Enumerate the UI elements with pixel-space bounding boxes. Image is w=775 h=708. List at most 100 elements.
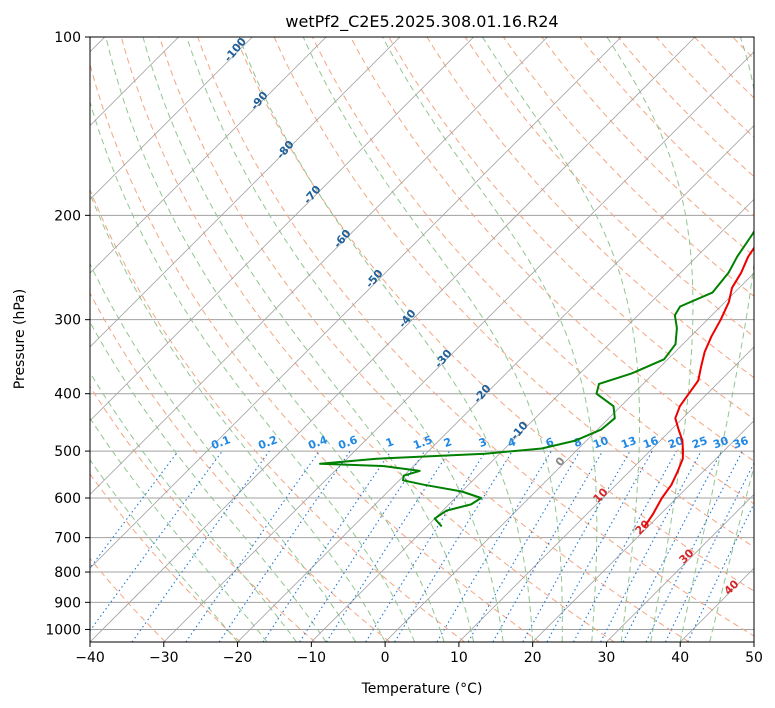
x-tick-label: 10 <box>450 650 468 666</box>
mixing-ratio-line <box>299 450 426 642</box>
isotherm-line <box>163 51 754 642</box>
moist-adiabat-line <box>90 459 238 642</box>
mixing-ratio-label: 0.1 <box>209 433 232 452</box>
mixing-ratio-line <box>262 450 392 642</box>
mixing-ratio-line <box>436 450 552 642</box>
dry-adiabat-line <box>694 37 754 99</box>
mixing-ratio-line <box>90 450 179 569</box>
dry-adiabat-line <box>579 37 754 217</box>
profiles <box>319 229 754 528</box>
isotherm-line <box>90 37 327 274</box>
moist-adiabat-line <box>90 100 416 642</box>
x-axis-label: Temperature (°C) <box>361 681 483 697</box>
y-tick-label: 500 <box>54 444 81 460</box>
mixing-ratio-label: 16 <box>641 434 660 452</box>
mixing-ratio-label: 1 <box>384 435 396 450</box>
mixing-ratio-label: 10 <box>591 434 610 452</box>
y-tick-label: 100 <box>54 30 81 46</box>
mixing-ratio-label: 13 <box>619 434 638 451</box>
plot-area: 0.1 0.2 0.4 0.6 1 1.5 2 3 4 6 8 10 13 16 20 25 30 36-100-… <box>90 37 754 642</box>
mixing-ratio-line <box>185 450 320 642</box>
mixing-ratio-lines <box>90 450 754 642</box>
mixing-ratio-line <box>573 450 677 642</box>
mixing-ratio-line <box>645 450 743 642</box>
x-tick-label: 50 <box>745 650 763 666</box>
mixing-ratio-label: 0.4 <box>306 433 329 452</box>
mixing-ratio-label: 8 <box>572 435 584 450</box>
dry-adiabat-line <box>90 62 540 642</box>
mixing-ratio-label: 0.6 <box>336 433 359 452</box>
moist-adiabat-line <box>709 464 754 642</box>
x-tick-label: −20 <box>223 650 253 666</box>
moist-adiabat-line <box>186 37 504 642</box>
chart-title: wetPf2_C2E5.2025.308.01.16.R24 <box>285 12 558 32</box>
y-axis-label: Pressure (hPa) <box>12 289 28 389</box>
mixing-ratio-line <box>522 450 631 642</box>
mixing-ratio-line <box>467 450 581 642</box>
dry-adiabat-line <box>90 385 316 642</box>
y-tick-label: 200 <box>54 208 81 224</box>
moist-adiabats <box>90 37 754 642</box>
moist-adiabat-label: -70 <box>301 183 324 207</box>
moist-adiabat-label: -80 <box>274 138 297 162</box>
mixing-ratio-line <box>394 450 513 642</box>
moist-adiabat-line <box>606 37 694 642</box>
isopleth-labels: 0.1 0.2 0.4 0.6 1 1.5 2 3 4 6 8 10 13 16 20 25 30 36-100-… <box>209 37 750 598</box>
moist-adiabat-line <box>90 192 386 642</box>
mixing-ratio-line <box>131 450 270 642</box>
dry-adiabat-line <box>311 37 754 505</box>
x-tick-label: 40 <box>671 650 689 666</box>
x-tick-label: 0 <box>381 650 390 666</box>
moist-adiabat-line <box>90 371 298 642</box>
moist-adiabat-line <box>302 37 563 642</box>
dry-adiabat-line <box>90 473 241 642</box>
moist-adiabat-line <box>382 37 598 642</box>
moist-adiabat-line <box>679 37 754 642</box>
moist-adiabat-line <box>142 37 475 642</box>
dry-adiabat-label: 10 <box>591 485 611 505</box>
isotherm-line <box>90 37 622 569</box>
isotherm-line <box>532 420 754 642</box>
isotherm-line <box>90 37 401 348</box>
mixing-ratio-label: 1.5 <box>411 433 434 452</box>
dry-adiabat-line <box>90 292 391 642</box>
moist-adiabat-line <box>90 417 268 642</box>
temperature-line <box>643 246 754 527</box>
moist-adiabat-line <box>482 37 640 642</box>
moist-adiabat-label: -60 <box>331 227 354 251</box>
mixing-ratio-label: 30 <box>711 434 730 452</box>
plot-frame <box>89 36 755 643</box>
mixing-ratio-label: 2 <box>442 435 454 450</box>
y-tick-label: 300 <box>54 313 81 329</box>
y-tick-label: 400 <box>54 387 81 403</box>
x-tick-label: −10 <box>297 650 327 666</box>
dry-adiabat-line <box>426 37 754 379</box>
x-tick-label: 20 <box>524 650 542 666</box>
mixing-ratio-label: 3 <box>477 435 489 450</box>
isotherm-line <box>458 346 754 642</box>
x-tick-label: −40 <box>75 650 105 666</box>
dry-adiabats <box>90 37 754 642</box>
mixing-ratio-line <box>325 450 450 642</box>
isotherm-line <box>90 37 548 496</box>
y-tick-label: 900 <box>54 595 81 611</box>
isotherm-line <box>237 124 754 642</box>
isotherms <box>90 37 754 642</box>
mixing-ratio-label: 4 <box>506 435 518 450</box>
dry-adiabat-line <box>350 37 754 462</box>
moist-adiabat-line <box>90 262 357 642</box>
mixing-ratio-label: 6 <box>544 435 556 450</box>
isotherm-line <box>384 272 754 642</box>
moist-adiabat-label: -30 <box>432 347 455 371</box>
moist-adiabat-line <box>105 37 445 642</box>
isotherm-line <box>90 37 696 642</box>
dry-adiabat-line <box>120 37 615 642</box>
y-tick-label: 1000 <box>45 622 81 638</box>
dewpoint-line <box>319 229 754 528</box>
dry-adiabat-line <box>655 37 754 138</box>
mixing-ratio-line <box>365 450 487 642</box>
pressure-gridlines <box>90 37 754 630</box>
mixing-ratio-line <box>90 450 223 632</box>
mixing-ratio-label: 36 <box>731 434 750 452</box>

--

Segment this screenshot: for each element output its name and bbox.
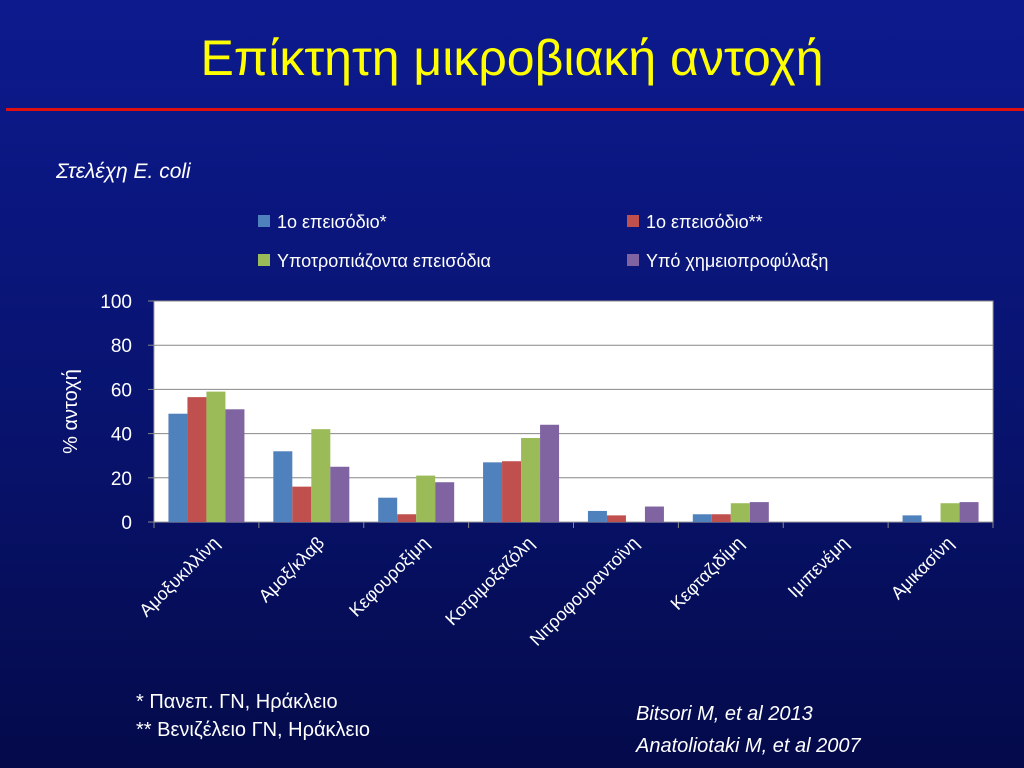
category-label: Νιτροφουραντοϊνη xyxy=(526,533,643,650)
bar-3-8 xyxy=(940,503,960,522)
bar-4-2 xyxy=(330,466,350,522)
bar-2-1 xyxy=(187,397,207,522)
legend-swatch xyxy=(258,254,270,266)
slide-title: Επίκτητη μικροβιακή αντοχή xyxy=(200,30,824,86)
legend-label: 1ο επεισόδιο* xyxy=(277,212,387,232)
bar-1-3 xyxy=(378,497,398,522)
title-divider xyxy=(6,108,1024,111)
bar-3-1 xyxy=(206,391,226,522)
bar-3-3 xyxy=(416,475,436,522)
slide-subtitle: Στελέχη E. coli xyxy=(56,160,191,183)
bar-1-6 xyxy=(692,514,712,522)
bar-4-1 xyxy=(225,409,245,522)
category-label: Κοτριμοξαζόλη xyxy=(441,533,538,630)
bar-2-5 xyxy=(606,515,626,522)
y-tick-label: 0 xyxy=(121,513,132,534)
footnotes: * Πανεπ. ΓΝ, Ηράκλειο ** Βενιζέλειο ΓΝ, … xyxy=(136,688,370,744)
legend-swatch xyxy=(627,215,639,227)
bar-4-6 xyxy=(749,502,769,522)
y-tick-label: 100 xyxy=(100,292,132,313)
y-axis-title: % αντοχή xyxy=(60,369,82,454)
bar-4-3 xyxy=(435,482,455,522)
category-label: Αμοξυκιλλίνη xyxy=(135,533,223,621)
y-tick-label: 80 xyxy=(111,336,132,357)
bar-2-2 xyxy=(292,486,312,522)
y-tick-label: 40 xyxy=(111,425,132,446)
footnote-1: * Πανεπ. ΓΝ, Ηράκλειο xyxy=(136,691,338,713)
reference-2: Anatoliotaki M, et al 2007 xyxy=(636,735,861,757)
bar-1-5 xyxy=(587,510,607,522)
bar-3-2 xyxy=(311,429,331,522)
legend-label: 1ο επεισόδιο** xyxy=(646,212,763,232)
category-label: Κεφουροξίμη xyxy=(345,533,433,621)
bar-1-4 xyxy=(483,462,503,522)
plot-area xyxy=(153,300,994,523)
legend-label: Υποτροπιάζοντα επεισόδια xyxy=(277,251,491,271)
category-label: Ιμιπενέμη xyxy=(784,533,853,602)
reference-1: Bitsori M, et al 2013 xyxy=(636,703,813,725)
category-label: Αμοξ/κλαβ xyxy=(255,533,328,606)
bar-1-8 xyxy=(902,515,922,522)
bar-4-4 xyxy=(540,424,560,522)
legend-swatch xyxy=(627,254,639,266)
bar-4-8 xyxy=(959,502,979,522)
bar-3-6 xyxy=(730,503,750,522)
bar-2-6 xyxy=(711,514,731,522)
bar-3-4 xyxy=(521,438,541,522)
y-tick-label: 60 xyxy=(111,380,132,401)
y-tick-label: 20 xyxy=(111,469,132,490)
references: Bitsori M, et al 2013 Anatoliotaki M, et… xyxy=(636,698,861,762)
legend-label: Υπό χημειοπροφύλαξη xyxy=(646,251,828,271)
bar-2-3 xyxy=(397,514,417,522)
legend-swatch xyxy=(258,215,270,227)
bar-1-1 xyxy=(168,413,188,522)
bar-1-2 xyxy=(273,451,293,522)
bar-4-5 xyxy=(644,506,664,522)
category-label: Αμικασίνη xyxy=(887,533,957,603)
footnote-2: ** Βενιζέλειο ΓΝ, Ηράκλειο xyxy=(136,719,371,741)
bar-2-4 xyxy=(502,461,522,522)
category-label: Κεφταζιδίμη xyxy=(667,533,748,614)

**Obiettivo del compito**
Ripeti fedelmente ogni riga del materiale, da quella che contiene "x-tick-label: 10 <box>450 650 468 666</box>" giù fino a quella che contiene "mixing-ratio-label: 13 <box>619", entrambe incluse.

**Risposta di seguito**
x-tick-label: 10 <box>450 650 468 666</box>
mixing-ratio-line <box>299 450 426 642</box>
isotherm-line <box>163 51 754 642</box>
moist-adiabat-line <box>90 459 238 642</box>
mixing-ratio-label: 0.1 <box>209 433 232 452</box>
mixing-ratio-line <box>262 450 392 642</box>
mixing-ratio-line <box>436 450 552 642</box>
dry-adiabat-line <box>694 37 754 99</box>
mixing-ratio-line <box>90 450 179 569</box>
dry-adiabat-line <box>579 37 754 217</box>
profiles <box>319 229 754 528</box>
isotherm-line <box>90 37 327 274</box>
moist-adiabat-line <box>90 100 416 642</box>
x-axis-label: Temperature (°C) <box>361 681 483 697</box>
y-tick-label: 500 <box>54 444 81 460</box>
mixing-ratio-label: 16 <box>641 434 660 452</box>
mixing-ratio-label: 1 <box>384 435 396 450</box>
mixing-ratio-label: 10 <box>591 434 610 452</box>
y-tick-label: 100 <box>54 30 81 46</box>
mixing-ratio-label: 13 <box>619 434 638 451</box>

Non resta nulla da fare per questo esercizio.